▸ **Given instruction**:
Reproduce the entries exactly.

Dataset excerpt
▶

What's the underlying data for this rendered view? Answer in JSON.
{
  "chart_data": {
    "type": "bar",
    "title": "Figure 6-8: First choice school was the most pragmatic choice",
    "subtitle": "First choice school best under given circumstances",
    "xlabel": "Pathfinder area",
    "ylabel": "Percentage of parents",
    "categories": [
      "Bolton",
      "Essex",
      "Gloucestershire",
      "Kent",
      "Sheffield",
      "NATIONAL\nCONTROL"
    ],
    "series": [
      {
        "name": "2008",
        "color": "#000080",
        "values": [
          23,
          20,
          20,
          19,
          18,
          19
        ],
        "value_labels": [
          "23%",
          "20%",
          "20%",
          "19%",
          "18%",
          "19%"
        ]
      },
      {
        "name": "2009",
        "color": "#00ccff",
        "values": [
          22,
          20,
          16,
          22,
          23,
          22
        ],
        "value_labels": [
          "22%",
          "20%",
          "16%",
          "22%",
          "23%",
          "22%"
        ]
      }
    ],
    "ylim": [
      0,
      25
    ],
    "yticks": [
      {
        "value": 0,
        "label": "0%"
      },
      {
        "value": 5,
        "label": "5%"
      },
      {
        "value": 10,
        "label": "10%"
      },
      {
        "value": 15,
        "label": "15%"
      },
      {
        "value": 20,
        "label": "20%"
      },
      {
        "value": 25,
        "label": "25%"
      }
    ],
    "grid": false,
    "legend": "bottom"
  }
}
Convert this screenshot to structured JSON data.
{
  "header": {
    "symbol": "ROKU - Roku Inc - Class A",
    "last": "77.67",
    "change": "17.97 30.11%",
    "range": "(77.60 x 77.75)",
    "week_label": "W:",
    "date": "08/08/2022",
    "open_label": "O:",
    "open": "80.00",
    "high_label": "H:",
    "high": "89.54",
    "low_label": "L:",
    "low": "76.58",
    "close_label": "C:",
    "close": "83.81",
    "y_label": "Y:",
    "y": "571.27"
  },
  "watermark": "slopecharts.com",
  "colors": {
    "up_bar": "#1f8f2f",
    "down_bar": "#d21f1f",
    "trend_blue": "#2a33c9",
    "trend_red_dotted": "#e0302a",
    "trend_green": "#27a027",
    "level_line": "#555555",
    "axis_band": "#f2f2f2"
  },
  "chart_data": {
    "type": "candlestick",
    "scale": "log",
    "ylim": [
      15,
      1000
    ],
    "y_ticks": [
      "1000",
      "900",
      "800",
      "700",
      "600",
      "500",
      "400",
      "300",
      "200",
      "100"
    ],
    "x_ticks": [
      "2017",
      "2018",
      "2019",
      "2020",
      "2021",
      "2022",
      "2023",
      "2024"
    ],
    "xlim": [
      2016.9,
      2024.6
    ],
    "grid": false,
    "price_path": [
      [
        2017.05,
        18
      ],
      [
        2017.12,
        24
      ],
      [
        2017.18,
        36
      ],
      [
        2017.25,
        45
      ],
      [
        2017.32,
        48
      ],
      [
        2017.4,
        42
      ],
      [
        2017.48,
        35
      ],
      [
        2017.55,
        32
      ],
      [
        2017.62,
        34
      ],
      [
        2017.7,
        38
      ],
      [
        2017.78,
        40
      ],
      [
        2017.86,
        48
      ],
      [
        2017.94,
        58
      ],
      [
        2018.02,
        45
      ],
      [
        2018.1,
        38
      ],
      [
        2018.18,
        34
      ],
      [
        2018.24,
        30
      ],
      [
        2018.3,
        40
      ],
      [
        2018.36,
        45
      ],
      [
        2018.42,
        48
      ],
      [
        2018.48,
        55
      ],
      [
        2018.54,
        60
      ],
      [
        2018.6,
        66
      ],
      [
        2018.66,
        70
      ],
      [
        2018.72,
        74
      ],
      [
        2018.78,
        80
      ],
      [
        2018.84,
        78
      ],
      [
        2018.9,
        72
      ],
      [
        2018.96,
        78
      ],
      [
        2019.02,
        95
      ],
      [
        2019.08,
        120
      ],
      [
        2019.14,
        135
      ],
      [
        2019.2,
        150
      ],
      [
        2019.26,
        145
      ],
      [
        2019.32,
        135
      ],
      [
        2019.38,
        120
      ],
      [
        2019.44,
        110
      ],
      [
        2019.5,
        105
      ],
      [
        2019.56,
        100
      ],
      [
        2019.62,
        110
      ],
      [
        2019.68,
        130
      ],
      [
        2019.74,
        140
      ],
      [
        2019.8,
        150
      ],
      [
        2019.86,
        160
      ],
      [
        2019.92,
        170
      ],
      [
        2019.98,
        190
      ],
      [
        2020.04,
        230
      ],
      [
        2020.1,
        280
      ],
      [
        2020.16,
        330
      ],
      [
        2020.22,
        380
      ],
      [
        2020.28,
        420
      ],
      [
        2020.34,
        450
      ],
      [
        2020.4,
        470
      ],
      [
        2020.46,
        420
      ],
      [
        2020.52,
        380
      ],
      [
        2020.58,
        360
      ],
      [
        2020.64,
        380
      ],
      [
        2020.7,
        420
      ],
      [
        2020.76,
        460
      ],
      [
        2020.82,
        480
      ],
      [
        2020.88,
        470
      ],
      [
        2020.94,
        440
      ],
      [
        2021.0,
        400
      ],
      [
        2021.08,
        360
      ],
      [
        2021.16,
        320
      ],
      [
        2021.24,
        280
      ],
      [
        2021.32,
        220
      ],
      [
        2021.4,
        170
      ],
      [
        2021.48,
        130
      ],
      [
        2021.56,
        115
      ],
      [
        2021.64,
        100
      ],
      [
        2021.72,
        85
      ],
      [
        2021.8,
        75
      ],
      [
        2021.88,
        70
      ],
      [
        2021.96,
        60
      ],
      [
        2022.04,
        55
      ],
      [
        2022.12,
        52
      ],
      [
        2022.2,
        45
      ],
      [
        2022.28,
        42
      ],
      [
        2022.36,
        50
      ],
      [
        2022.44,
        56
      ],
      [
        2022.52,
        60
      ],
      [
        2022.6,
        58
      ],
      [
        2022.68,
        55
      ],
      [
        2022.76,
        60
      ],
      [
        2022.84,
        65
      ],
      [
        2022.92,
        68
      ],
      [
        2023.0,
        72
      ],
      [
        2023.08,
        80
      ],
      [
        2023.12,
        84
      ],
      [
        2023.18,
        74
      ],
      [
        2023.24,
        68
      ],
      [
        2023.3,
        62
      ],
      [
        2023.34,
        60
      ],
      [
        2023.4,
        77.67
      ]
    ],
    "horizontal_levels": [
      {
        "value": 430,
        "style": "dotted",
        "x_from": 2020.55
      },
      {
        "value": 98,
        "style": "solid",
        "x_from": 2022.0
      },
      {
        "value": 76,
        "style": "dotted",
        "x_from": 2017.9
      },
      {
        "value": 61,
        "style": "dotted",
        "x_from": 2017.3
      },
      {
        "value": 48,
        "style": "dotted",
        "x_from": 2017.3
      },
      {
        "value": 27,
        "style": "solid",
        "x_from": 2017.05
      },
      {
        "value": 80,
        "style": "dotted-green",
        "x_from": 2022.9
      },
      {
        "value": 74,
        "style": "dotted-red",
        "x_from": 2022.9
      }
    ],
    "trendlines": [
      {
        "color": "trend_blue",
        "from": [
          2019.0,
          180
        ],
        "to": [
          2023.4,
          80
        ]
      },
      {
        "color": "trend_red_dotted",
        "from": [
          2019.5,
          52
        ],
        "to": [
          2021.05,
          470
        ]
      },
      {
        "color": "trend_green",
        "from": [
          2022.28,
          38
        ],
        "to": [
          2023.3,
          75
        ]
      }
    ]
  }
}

◀

▸ **The solution**:
What's the underlying data for this rendered view? Answer in JSON.
{
  "chart_data": {
    "type": "bar",
    "title": "Figure 6-8: First choice school was the most pragmatic choice",
    "subtitle": "First choice school best under given circumstances",
    "xlabel": "Pathfinder area",
    "ylabel": "Percentage of parents",
    "categories": [
      "Bolton",
      "Essex",
      "Gloucestershire",
      "Kent",
      "Sheffield",
      "NATIONAL\nCONTROL"
    ],
    "series": [
      {
        "name": "2008",
        "color": "#000080",
        "values": [
          23,
          20,
          20,
          19,
          18,
          19
        ],
        "value_labels": [
          "23%",
          "20%",
          "20%",
          "19%",
          "18%",
          "19%"
        ]
      },
      {
        "name": "2009",
        "color": "#00ccff",
        "values": [
          22,
          20,
          16,
          22,
          23,
          22
        ],
        "value_labels": [
          "22%",
          "20%",
          "16%",
          "22%",
          "23%",
          "22%"
        ]
      }
    ],
    "ylim": [
      0,
      25
    ],
    "yticks": [
      {
        "value": 0,
        "label": "0%"
      },
      {
        "value": 5,
        "label": "5%"
      },
      {
        "value": 10,
        "label": "10%"
      },
      {
        "value": 15,
        "label": "15%"
      },
      {
        "value": 20,
        "label": "20%"
      },
      {
        "value": 25,
        "label": "25%"
      }
    ],
    "grid": false,
    "legend": "bottom"
  }
}
Convert this screenshot to structured JSON data.
{
  "header": {
    "symbol": "ROKU - Roku Inc - Class A",
    "last": "77.67",
    "change": "17.97 30.11%",
    "range": "(77.60 x 77.75)",
    "week_label": "W:",
    "date": "08/08/2022",
    "open_label": "O:",
    "open": "80.00",
    "high_label": "H:",
    "high": "89.54",
    "low_label": "L:",
    "low": "76.58",
    "close_label": "C:",
    "close": "83.81",
    "y_label": "Y:",
    "y": "571.27"
  },
  "watermark": "slopecharts.com",
  "colors": {
    "up_bar": "#1f8f2f",
    "down_bar": "#d21f1f",
    "trend_blue": "#2a33c9",
    "trend_red_dotted": "#e0302a",
    "trend_green": "#27a027",
    "level_line": "#555555",
    "axis_band": "#f2f2f2"
  },
  "chart_data": {
    "type": "candlestick",
    "scale": "log",
    "ylim": [
      15,
      1000
    ],
    "y_ticks": [
      "1000",
      "900",
      "800",
      "700",
      "600",
      "500",
      "400",
      "300",
      "200",
      "100"
    ],
    "x_ticks": [
      "2017",
      "2018",
      "2019",
      "2020",
      "2021",
      "2022",
      "2023",
      "2024"
    ],
    "xlim": [
      2016.9,
      2024.6
    ],
    "grid": false,
    "price_path": [
      [
        2017.05,
        18
      ],
      [
        2017.12,
        24
      ],
      [
        2017.18,
        36
      ],
      [
        2017.25,
        45
      ],
      [
        2017.32,
        48
      ],
      [
        2017.4,
        42
      ],
      [
        2017.48,
        35
      ],
      [
        2017.55,
        32
      ],
      [
        2017.62,
        34
      ],
      [
        2017.7,
        38
      ],
      [
        2017.78,
        40
      ],
      [
        2017.86,
        48
      ],
      [
        2017.94,
        58
      ],
      [
        2018.02,
        45
      ],
      [
        2018.1,
        38
      ],
      [
        2018.18,
        34
      ],
      [
        2018.24,
        30
      ],
      [
        2018.3,
        40
      ],
      [
        2018.36,
        45
      ],
      [
        2018.42,
        48
      ],
      [
        2018.48,
        55
      ],
      [
        2018.54,
        60
      ],
      [
        2018.6,
        66
      ],
      [
        2018.66,
        70
      ],
      [
        2018.72,
        74
      ],
      [
        2018.78,
        80
      ],
      [
        2018.84,
        78
      ],
      [
        2018.9,
        72
      ],
      [
        2018.96,
        78
      ],
      [
        2019.02,
        95
      ],
      [
        2019.08,
        120
      ],
      [
        2019.14,
        135
      ],
      [
        2019.2,
        150
      ],
      [
        2019.26,
        145
      ],
      [
        2019.32,
        135
      ],
      [
        2019.38,
        120
      ],
      [
        2019.44,
        110
      ],
      [
        2019.5,
        105
      ],
      [
        2019.56,
        100
      ],
      [
        2019.62,
        110
      ],
      [
        2019.68,
        130
      ],
      [
        2019.74,
        140
      ],
      [
        2019.8,
        150
      ],
      [
        2019.86,
        160
      ],
      [
        2019.92,
        170
      ],
      [
        2019.98,
        190
      ],
      [
        2020.04,
        230
      ],
      [
        2020.1,
        280
      ],
      [
        2020.16,
        330
      ],
      [
        2020.22,
        380
      ],
      [
        2020.28,
        420
      ],
      [
        2020.34,
        450
      ],
      [
        2020.4,
        470
      ],
      [
        2020.46,
        420
      ],
      [
        2020.52,
        380
      ],
      [
        2020.58,
        360
      ],
      [
        2020.64,
        380
      ],
      [
        2020.7,
        420
      ],
      [
        2020.76,
        460
      ],
      [
        2020.82,
        480
      ],
      [
        2020.88,
        470
      ],
      [
        2020.94,
        440
      ],
      [
        2021.0,
        400
      ],
      [
        2021.08,
        360
      ],
      [
        2021.16,
        320
      ],
      [
        2021.24,
        280
      ],
      [
        2021.32,
        220
      ],
      [
        2021.4,
        170
      ],
      [
        2021.48,
        130
      ],
      [
        2021.56,
        115
      ],
      [
        2021.64,
        100
      ],
      [
        2021.72,
        85
      ],
      [
        2021.8,
        75
      ],
      [
        2021.88,
        70
      ],
      [
        2021.96,
        60
      ],
      [
        2022.04,
        55
      ],
      [
        2022.12,
        52
      ],
      [
        2022.2,
        45
      ],
      [
        2022.28,
        42
      ],
      [
        2022.36,
        50
      ],
      [
        2022.44,
        56
      ],
      [
        2022.52,
        60
      ],
      [
        2022.6,
        58
      ],
      [
        2022.68,
        55
      ],
      [
        2022.76,
        60
      ],
      [
        2022.84,
        65
      ],
      [
        2022.92,
        68
      ],
      [
        2023.0,
        72
      ],
      [
        2023.08,
        80
      ],
      [
        2023.12,
        84
      ],
      [
        2023.18,
        74
      ],
      [
        2023.24,
        68
      ],
      [
        2023.3,
        62
      ],
      [
        2023.34,
        60
      ],
      [
        2023.4,
        77.67
      ]
    ],
    "horizontal_levels": [
      {
        "value": 430,
        "style": "dotted",
        "x_from": 2020.55
      },
      {
        "value": 98,
        "style": "solid",
        "x_from": 2022.0
      },
      {
        "value": 76,
        "style": "dotted",
        "x_from": 2017.9
      },
      {
        "value": 61,
        "style": "dotted",
        "x_from": 2017.3
      },
      {
        "value": 48,
        "style": "dotted",
        "x_from": 2017.3
      },
      {
        "value": 27,
        "style": "solid",
        "x_from": 2017.05
      },
      {
        "value": 80,
        "style": "dotted-green",
        "x_from": 2022.9
      },
      {
        "value": 74,
        "style": "dotted-red",
        "x_from": 2022.9
      }
    ],
    "trendlines": [
      {
        "color": "trend_blue",
        "from": [
          2019.0,
          180
        ],
        "to": [
          2023.4,
          80
        ]
      },
      {
        "color": "trend_red_dotted",
        "from": [
          2019.5,
          52
        ],
        "to": [
          2021.05,
          470
        ]
      },
      {
        "color": "trend_green",
        "from": [
          2022.28,
          38
        ],
        "to": [
          2023.3,
          75
        ]
      }
    ]
  }
}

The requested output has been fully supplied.